YOUR TASK:
Return only this: the line with "Convert this document image to plain text." and all the lines that follow it below, through the final one, exactly as they are.

ENTRIES SUPPLIED:
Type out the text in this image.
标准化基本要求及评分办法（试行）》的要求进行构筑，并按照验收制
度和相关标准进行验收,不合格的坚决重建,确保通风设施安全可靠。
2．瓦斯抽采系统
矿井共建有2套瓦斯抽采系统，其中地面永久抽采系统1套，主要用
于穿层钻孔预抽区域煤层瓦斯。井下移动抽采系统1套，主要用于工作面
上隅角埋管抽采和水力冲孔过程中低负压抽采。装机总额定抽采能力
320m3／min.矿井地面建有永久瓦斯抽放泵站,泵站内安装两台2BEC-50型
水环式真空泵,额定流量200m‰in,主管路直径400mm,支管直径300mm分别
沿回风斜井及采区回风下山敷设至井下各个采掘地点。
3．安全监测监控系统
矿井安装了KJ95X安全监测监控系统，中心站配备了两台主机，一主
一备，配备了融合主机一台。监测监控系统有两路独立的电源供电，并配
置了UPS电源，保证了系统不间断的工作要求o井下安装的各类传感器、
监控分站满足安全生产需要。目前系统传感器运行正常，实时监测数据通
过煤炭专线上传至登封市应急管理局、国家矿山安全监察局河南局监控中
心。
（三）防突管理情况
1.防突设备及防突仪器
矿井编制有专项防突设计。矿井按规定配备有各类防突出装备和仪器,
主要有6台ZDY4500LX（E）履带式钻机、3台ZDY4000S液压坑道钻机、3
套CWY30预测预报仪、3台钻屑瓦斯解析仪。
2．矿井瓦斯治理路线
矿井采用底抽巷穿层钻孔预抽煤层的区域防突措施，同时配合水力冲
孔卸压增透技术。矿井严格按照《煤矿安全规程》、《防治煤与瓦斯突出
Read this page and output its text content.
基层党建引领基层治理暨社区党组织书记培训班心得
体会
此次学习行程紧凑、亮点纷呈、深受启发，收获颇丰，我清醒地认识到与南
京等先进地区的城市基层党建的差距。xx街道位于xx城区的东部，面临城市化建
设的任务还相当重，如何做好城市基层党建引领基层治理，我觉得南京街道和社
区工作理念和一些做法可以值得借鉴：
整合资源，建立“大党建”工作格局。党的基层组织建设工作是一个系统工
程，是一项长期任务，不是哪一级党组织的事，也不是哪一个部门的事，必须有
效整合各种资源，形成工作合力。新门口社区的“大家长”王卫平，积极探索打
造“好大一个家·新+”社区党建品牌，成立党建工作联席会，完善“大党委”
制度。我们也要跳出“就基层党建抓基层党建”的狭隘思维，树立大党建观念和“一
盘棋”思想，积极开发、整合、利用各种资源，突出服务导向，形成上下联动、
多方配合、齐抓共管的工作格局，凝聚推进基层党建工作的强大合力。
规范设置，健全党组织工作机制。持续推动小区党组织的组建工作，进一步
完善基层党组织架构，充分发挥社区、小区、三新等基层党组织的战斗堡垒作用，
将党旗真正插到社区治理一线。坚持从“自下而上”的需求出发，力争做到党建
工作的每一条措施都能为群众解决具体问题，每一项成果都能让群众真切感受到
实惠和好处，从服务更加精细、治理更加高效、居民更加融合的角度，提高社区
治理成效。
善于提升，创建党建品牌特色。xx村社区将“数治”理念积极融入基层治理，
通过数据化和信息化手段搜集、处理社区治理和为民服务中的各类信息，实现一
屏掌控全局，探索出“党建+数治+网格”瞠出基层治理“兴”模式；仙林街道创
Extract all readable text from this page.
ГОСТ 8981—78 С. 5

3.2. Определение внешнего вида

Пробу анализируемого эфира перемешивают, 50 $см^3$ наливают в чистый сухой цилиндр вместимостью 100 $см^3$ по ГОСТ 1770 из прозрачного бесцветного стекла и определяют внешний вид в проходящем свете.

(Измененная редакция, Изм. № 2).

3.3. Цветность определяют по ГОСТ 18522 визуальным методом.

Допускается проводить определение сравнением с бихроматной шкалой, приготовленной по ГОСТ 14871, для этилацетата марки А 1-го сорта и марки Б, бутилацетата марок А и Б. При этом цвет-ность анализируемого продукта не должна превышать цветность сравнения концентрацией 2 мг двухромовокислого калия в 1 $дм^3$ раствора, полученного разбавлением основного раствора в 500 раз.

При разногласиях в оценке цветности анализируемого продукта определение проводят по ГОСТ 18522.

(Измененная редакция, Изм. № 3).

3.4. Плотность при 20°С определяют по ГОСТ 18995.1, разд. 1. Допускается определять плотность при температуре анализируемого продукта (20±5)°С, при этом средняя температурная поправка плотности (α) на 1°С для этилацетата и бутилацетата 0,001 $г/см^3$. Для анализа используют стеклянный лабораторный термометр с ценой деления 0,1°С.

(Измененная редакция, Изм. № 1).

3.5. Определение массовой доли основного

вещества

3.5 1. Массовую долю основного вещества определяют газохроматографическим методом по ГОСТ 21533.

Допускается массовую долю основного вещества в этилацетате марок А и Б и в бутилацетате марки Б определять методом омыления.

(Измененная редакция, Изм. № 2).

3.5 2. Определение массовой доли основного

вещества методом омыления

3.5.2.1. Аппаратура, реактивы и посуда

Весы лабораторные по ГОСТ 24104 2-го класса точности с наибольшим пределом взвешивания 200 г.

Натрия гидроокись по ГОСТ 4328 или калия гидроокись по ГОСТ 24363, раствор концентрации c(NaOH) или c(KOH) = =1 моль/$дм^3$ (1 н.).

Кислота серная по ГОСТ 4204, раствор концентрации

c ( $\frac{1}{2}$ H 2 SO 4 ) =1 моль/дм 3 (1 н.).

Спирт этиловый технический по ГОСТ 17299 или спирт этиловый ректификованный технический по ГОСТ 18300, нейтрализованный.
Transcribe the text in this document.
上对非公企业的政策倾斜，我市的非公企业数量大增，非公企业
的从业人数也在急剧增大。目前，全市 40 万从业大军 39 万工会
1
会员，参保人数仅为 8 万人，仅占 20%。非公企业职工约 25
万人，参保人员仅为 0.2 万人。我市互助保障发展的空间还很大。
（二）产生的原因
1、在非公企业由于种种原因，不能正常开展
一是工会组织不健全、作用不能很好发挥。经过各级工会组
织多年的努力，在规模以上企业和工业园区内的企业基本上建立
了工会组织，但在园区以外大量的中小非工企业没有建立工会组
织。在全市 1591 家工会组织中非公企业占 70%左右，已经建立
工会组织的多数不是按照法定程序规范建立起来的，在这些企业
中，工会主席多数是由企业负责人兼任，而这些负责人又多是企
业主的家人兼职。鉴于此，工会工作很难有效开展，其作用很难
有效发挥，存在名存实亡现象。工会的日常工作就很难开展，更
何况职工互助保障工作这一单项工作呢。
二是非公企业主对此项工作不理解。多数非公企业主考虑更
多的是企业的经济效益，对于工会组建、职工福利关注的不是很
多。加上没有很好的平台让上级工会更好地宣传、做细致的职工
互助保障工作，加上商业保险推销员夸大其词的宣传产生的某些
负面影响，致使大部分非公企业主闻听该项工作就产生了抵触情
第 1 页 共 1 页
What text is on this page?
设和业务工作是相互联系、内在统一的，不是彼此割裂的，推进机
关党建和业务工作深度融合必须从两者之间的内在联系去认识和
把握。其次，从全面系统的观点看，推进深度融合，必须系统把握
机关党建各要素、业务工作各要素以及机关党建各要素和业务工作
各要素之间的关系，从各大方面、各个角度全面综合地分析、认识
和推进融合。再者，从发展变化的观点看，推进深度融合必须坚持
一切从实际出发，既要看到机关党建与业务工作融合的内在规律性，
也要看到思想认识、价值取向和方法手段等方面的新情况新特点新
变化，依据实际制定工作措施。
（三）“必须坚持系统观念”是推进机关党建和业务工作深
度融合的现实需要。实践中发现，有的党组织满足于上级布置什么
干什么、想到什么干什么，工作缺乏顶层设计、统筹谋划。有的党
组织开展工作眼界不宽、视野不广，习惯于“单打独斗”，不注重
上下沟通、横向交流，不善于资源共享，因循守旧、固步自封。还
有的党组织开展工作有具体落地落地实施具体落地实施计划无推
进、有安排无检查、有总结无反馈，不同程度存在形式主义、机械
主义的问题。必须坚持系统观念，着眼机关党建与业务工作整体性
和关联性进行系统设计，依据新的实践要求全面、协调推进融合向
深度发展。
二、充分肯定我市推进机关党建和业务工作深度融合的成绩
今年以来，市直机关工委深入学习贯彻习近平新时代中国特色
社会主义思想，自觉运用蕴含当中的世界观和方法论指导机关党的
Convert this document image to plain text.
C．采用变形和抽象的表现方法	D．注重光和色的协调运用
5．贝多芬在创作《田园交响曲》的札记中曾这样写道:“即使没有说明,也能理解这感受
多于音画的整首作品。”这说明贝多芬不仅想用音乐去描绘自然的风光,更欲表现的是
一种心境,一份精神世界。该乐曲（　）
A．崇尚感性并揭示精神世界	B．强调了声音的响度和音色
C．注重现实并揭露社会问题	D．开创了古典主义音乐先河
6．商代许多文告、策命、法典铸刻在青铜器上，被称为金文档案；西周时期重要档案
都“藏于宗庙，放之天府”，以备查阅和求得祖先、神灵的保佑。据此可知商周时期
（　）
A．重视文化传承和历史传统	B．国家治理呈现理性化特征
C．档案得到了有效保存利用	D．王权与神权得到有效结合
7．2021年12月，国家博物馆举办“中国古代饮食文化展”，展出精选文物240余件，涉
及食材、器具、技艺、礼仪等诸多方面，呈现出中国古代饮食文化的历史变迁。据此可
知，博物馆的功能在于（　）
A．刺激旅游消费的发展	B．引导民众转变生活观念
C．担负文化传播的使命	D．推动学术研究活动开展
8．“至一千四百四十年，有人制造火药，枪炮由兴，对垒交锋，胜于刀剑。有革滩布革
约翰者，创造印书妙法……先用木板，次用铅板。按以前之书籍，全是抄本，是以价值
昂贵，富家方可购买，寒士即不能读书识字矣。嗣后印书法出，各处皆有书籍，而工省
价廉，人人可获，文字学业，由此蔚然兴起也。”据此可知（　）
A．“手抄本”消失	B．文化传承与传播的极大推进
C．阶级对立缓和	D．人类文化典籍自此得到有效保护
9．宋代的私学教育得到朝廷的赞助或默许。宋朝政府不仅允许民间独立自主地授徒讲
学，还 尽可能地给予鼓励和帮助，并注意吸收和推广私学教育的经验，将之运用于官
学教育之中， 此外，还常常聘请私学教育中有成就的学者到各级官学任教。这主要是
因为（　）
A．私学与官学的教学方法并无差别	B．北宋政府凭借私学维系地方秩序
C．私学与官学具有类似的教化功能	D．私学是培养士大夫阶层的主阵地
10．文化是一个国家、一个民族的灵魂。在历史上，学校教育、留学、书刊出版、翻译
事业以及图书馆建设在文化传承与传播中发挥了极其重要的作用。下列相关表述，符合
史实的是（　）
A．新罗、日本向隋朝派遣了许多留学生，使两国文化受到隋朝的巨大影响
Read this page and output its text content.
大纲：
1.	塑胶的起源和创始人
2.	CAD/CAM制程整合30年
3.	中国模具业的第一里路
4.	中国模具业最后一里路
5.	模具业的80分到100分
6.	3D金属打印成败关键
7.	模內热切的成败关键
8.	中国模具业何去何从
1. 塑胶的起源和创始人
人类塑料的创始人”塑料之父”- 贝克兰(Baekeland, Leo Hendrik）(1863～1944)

SOLUTION FOR THIS TASK:
Convert this document image to plain text.
C．采用变形和抽象的表现方法	D．注重光和色的协调运用
5．贝多芬在创作《田园交响曲》的札记中曾这样写道:“即使没有说明,也能理解这感受
多于音画的整首作品。”这说明贝多芬不仅想用音乐去描绘自然的风光,更欲表现的是
一种心境,一份精神世界。该乐曲（　）
A．崇尚感性并揭示精神世界	B．强调了声音的响度和音色
C．注重现实并揭露社会问题	D．开创了古典主义音乐先河
6．商代许多文告、策命、法典铸刻在青铜器上，被称为金文档案；西周时期重要档案
都“藏于宗庙，放之天府”，以备查阅和求得祖先、神灵的保佑。据此可知商周时期
（　）
A．重视文化传承和历史传统	B．国家治理呈现理性化特征
C．档案得到了有效保存利用	D．王权与神权得到有效结合
7．2021年12月，国家博物馆举办“中国古代饮食文化展”，展出精选文物240余件，涉
及食材、器具、技艺、礼仪等诸多方面，呈现出中国古代饮食文化的历史变迁。据此可
知，博物馆的功能在于（　）
A．刺激旅游消费的发展	B．引导民众转变生活观念
C．担负文化传播的使命	D．推动学术研究活动开展
8．“至一千四百四十年，有人制造火药，枪炮由兴，对垒交锋，胜于刀剑。有革滩布革
约翰者，创造印书妙法……先用木板，次用铅板。按以前之书籍，全是抄本，是以价值
昂贵，富家方可购买，寒士即不能读书识字矣。嗣后印书法出，各处皆有书籍，而工省
价廉，人人可获，文字学业，由此蔚然兴起也。”据此可知（　）
A．“手抄本”消失	B．文化传承与传播的极大推进
C．阶级对立缓和	D．人类文化典籍自此得到有效保护
9．宋代的私学教育得到朝廷的赞助或默许。宋朝政府不仅允许民间独立自主地授徒讲
学，还 尽可能地给予鼓励和帮助，并注意吸收和推广私学教育的经验，将之运用于官
学教育之中， 此外，还常常聘请私学教育中有成就的学者到各级官学任教。这主要是
因为（　）
A．私学与官学的教学方法并无差别	B．北宋政府凭借私学维系地方秩序
C．私学与官学具有类似的教化功能	D．私学是培养士大夫阶层的主阵地
10．文化是一个国家、一个民族的灵魂。在历史上，学校教育、留学、书刊出版、翻译
事业以及图书馆建设在文化传承与传播中发挥了极其重要的作用。下列相关表述，符合
史实的是（　）
A．新罗、日本向隋朝派遣了许多留学生，使两国文化受到隋朝的巨大影响
Read this page and output its text content.
大纲：
1.	塑胶的起源和创始人
2.	CAD/CAM制程整合30年
3.	中国模具业的第一里路
4.	中国模具业最后一里路
5.	模具业的80分到100分
6.	3D金属打印成败关键
7.	模內热切的成败关键
8.	中国模具业何去何从
1. 塑胶的起源和创始人
人类塑料的创始人”塑料之父”- 贝克兰(Baekeland, Leo Hendrik）(1863～1944)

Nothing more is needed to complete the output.